__Given information__:
* * * * * * * * *

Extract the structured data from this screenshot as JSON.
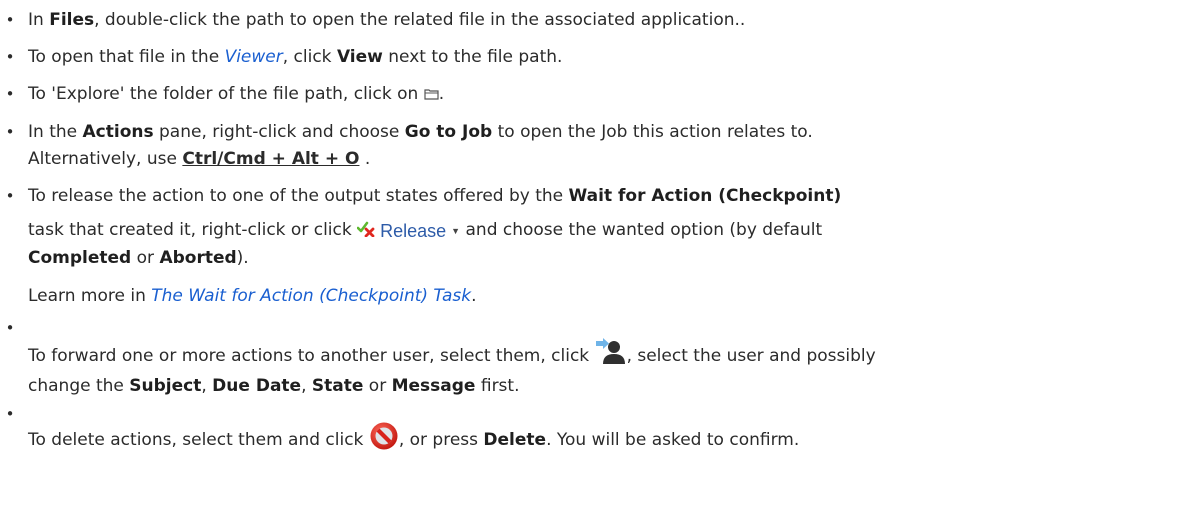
{
  "bullet_char": "•",
  "colors": {
    "text": "#2b2b2b",
    "link": "#1a5fd0",
    "release_label": "#2d5ba8",
    "delete_icon": "#d8221b"
  },
  "items": [
    {
      "p1": "In ",
      "b1": "Files",
      "p2": ", double-click the path to open the related file in the associated application.."
    },
    {
      "p1": "To open that file in the ",
      "link": "Viewer",
      "p2": ", click ",
      "b1": "View",
      "p3": " next to the file path."
    },
    {
      "p1": "To 'Explore' the folder of the file path, click on ",
      "icon": "folder-icon",
      "p2": "."
    },
    {
      "p1": "In the ",
      "b1": "Actions",
      "p2": " pane, right-click and choose ",
      "b2": "Go to Job",
      "p3": " to open the Job this action relates to.",
      "p4": "Alternatively, use ",
      "shortcut": "Ctrl/Cmd + Alt + O",
      "p5": " ."
    },
    {
      "p1": "To release the action to one of the output states offered by the ",
      "b1": "Wait for Action (Checkpoint)",
      "p2": "task that created it, right-click or click ",
      "release_label": "Release",
      "release_icon": "checkmark-cross-icon",
      "release_chevron": "chevron-down-icon",
      "p3": " and choose the wanted option (by default",
      "b2": "Completed",
      "p4": " or ",
      "b3": "Aborted",
      "p5": ").",
      "learn_prefix": "Learn more in ",
      "learn_link": "The Wait for Action (Checkpoint) Task",
      "learn_suffix": "."
    },
    {
      "p1": "To forward one or more actions to another user, select them, click ",
      "icon": "forward-user-icon",
      "p2": ", select the user and possibly",
      "p3": "change the ",
      "b1": "Subject",
      "p4": ", ",
      "b2": "Due Date",
      "p5": ", ",
      "b3": "State",
      "p6": " or ",
      "b4": "Message",
      "p7": " first."
    },
    {
      "p1": "To delete actions, select them and click ",
      "icon": "delete-icon",
      "p2": ", or press ",
      "b1": "Delete",
      "p3": ". You will be asked to confirm."
    }
  ]
}
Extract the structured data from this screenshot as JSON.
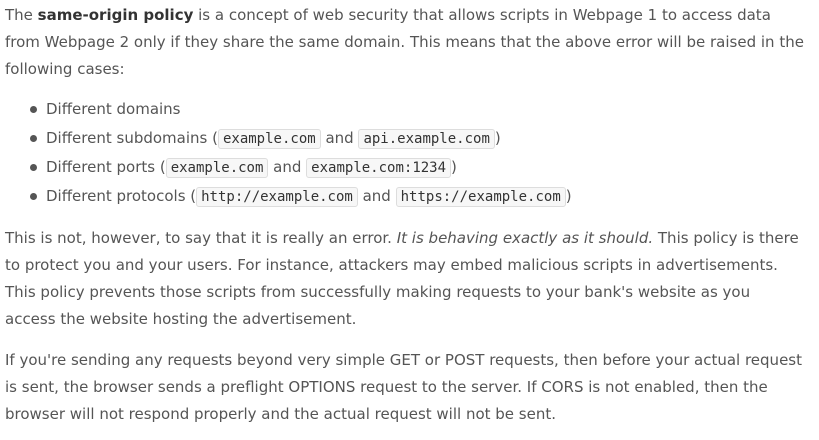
{
  "para1": {
    "lead": "The ",
    "strong": "same-origin policy",
    "rest": " is a concept of web security that allows scripts in Webpage 1 to access data from Webpage 2 only if they share the same domain. This means that the above error will be raised in the following cases:"
  },
  "cases": [
    {
      "text": "Different domains"
    },
    {
      "prefix": "Different subdomains (",
      "code1": "example.com",
      "mid": " and ",
      "code2": "api.example.com",
      "suffix": ")"
    },
    {
      "prefix": "Different ports (",
      "code1": "example.com",
      "mid": " and ",
      "code2": "example.com:1234",
      "suffix": ")"
    },
    {
      "prefix": "Different protocols (",
      "code1": "http://example.com",
      "mid": " and ",
      "code2": "https://example.com",
      "suffix": ")"
    }
  ],
  "para2": {
    "lead": "This is not, however, to say that it is really an error. ",
    "em": "It is behaving exactly as it should.",
    "rest": " This policy is there to protect you and your users. For instance, attackers may embed malicious scripts in advertisements. This policy prevents those scripts from successfully making requests to your bank's website as you access the website hosting the advertisement."
  },
  "para3": {
    "text": "If you're sending any requests beyond very simple GET or POST requests, then before your actual request is sent, the browser sends a preflight OPTIONS request to the server. If CORS is not enabled, then the browser will not respond properly and the actual request will not be sent."
  }
}
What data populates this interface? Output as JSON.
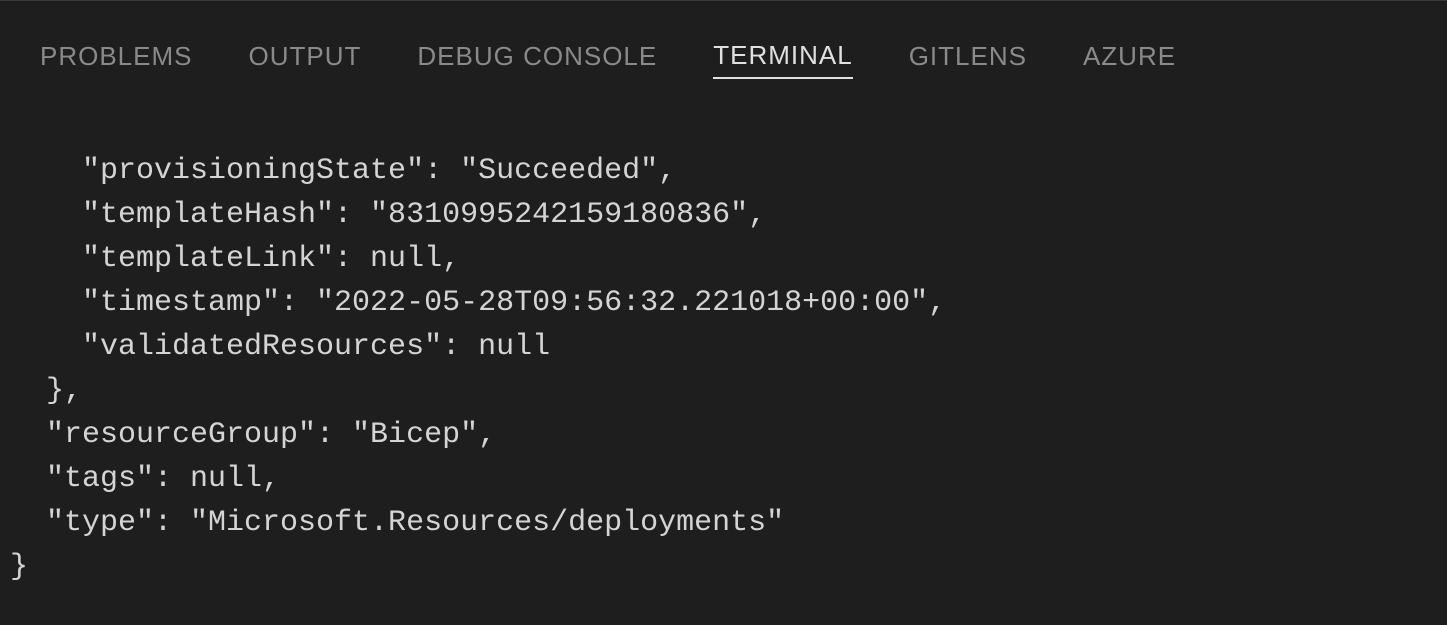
{
  "tabs": {
    "problems": "PROBLEMS",
    "output": "OUTPUT",
    "debug": "DEBUG CONSOLE",
    "terminal": "TERMINAL",
    "gitlens": "GITLENS",
    "azure": "AZURE"
  },
  "terminal": {
    "lines": [
      "    \"provisioningState\": \"Succeeded\",",
      "    \"templateHash\": \"8310995242159180836\",",
      "    \"templateLink\": null,",
      "    \"timestamp\": \"2022-05-28T09:56:32.221018+00:00\",",
      "    \"validatedResources\": null",
      "  },",
      "  \"resourceGroup\": \"Bicep\",",
      "  \"tags\": null,",
      "  \"type\": \"Microsoft.Resources/deployments\"",
      "}"
    ]
  }
}
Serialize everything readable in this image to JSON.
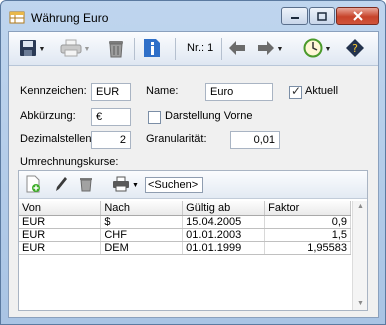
{
  "window": {
    "title": "Währung Euro"
  },
  "icons": {
    "app": "currency-table-icon",
    "save": "floppy-disk-icon",
    "print": "printer-icon",
    "delete": "trash-icon",
    "info": "info-icon",
    "prev": "arrow-left-icon",
    "next": "arrow-right-icon",
    "clock": "clock-icon",
    "help": "help-book-icon"
  },
  "toolbar": {
    "record_label": "Nr.: 1"
  },
  "form": {
    "kennzeichen_label": "Kennzeichen:",
    "kennzeichen_value": "EUR",
    "name_label": "Name:",
    "name_value": "Euro",
    "aktuell_label": "Aktuell",
    "aktuell_checked": true,
    "abkuerzung_label": "Abkürzung:",
    "abkuerzung_value": "€",
    "darstellung_label": "Darstellung Vorne",
    "darstellung_checked": false,
    "dezimal_label": "Dezimalstellen:",
    "dezimal_value": "2",
    "granularitaet_label": "Granularität:",
    "granularitaet_value": "0,01",
    "rates_label": "Umrechnungskurse:"
  },
  "rates": {
    "search_placeholder": "<Suchen>",
    "columns": [
      "Von",
      "Nach",
      "Gültig ab",
      "Faktor"
    ],
    "rows": [
      [
        "EUR",
        "$",
        "15.04.2005",
        "0,9"
      ],
      [
        "EUR",
        "CHF",
        "01.01.2003",
        "1,5"
      ],
      [
        "EUR",
        "DEM",
        "01.01.1999",
        "1,95583"
      ]
    ]
  }
}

* * * * * * * * *

__Requirement__:
Without the pictures, transcribe the listing above exactly.

__Full response__:
Extract the structured data from this screenshot as JSON.
{
  "bullet_char": "•",
  "colors": {
    "text": "#2b2b2b",
    "link": "#1a5fd0",
    "release_label": "#2d5ba8",
    "delete_icon": "#d8221b"
  },
  "items": [
    {
      "p1": "In ",
      "b1": "Files",
      "p2": ", double-click the path to open the related file in the associated application.."
    },
    {
      "p1": "To open that file in the ",
      "link": "Viewer",
      "p2": ", click ",
      "b1": "View",
      "p3": " next to the file path."
    },
    {
      "p1": "To 'Explore' the folder of the file path, click on ",
      "icon": "folder-icon",
      "p2": "."
    },
    {
      "p1": "In the ",
      "b1": "Actions",
      "p2": " pane, right-click and choose ",
      "b2": "Go to Job",
      "p3": " to open the Job this action relates to.",
      "p4": "Alternatively, use ",
      "shortcut": "Ctrl/Cmd + Alt + O",
      "p5": " ."
    },
    {
      "p1": "To release the action to one of the output states offered by the ",
      "b1": "Wait for Action (Checkpoint)",
      "p2": "task that created it, right-click or click ",
      "release_label": "Release",
      "release_icon": "checkmark-cross-icon",
      "release_chevron": "chevron-down-icon",
      "p3": " and choose the wanted option (by default",
      "b2": "Completed",
      "p4": " or ",
      "b3": "Aborted",
      "p5": ").",
      "learn_prefix": "Learn more in ",
      "learn_link": "The Wait for Action (Checkpoint) Task",
      "learn_suffix": "."
    },
    {
      "p1": "To forward one or more actions to another user, select them, click ",
      "icon": "forward-user-icon",
      "p2": ", select the user and possibly",
      "p3": "change the ",
      "b1": "Subject",
      "p4": ", ",
      "b2": "Due Date",
      "p5": ", ",
      "b3": "State",
      "p6": " or ",
      "b4": "Message",
      "p7": " first."
    },
    {
      "p1": "To delete actions, select them and click ",
      "icon": "delete-icon",
      "p2": ", or press ",
      "b1": "Delete",
      "p3": ". You will be asked to confirm."
    }
  ]
}
Extract the structured data from this screenshot as JSON.
{
  "para1": {
    "lead": "The ",
    "strong": "same-origin policy",
    "rest": " is a concept of web security that allows scripts in Webpage 1 to access data from Webpage 2 only if they share the same domain. This means that the above error will be raised in the following cases:"
  },
  "cases": [
    {
      "text": "Different domains"
    },
    {
      "prefix": "Different subdomains (",
      "code1": "example.com",
      "mid": " and ",
      "code2": "api.example.com",
      "suffix": ")"
    },
    {
      "prefix": "Different ports (",
      "code1": "example.com",
      "mid": " and ",
      "code2": "example.com:1234",
      "suffix": ")"
    },
    {
      "prefix": "Different protocols (",
      "code1": "http://example.com",
      "mid": " and ",
      "code2": "https://example.com",
      "suffix": ")"
    }
  ],
  "para2": {
    "lead": "This is not, however, to say that it is really an error. ",
    "em": "It is behaving exactly as it should.",
    "rest": " This policy is there to protect you and your users. For instance, attackers may embed malicious scripts in advertisements. This policy prevents those scripts from successfully making requests to your bank's website as you access the website hosting the advertisement."
  },
  "para3": {
    "text": "If you're sending any requests beyond very simple GET or POST requests, then before your actual request is sent, the browser sends a preflight OPTIONS request to the server. If CORS is not enabled, then the browser will not respond properly and the actual request will not be sent."
  }
}
What data populates this interface? Output as JSON.
{
  "tabs": {
    "problems": "PROBLEMS",
    "output": "OUTPUT",
    "debug": "DEBUG CONSOLE",
    "terminal": "TERMINAL",
    "gitlens": "GITLENS",
    "azure": "AZURE"
  },
  "terminal": {
    "lines": [
      "    \"provisioningState\": \"Succeeded\",",
      "    \"templateHash\": \"8310995242159180836\",",
      "    \"templateLink\": null,",
      "    \"timestamp\": \"2022-05-28T09:56:32.221018+00:00\",",
      "    \"validatedResources\": null",
      "  },",
      "  \"resourceGroup\": \"Bicep\",",
      "  \"tags\": null,",
      "  \"type\": \"Microsoft.Resources/deployments\"",
      "}"
    ]
  }
}
Serialize everything readable in this image to JSON.
{
  "window": {
    "title": "Währung Euro"
  },
  "icons": {
    "app": "currency-table-icon",
    "save": "floppy-disk-icon",
    "print": "printer-icon",
    "delete": "trash-icon",
    "info": "info-icon",
    "prev": "arrow-left-icon",
    "next": "arrow-right-icon",
    "clock": "clock-icon",
    "help": "help-book-icon"
  },
  "toolbar": {
    "record_label": "Nr.: 1"
  },
  "form": {
    "kennzeichen_label": "Kennzeichen:",
    "kennzeichen_value": "EUR",
    "name_label": "Name:",
    "name_value": "Euro",
    "aktuell_label": "Aktuell",
    "aktuell_checked": true,
    "abkuerzung_label": "Abkürzung:",
    "abkuerzung_value": "€",
    "darstellung_label": "Darstellung Vorne",
    "darstellung_checked": false,
    "dezimal_label": "Dezimalstellen:",
    "dezimal_value": "2",
    "granularitaet_label": "Granularität:",
    "granularitaet_value": "0,01",
    "rates_label": "Umrechnungskurse:"
  },
  "rates": {
    "search_placeholder": "<Suchen>",
    "columns": [
      "Von",
      "Nach",
      "Gültig ab",
      "Faktor"
    ],
    "rows": [
      [
        "EUR",
        "$",
        "15.04.2005",
        "0,9"
      ],
      [
        "EUR",
        "CHF",
        "01.01.2003",
        "1,5"
      ],
      [
        "EUR",
        "DEM",
        "01.01.1999",
        "1,95583"
      ]
    ]
  }
}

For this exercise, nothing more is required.